WRITTEN REQUEST –
Look through the entries below and report how many lines hold the string "plus". Only the number is wanted.

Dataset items
** Begin **

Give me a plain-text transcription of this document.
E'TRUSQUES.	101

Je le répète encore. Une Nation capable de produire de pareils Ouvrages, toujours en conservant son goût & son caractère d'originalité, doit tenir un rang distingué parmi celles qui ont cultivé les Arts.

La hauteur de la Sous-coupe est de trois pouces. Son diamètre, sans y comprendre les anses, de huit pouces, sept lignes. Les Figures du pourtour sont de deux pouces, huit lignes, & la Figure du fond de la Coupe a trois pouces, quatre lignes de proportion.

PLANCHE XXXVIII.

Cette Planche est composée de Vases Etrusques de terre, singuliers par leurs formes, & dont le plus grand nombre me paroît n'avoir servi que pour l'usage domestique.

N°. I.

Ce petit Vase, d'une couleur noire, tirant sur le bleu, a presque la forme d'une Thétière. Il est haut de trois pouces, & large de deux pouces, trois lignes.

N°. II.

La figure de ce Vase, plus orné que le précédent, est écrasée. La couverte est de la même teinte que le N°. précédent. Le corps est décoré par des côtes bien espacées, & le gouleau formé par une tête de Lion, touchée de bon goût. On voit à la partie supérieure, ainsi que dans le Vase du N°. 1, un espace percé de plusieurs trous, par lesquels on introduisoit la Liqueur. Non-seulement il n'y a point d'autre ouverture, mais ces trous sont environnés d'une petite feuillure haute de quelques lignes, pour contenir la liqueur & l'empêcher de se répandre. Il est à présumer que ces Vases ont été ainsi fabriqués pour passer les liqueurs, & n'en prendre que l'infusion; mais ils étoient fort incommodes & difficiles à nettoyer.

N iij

** End **

ANSWER FOR THE TASK –
2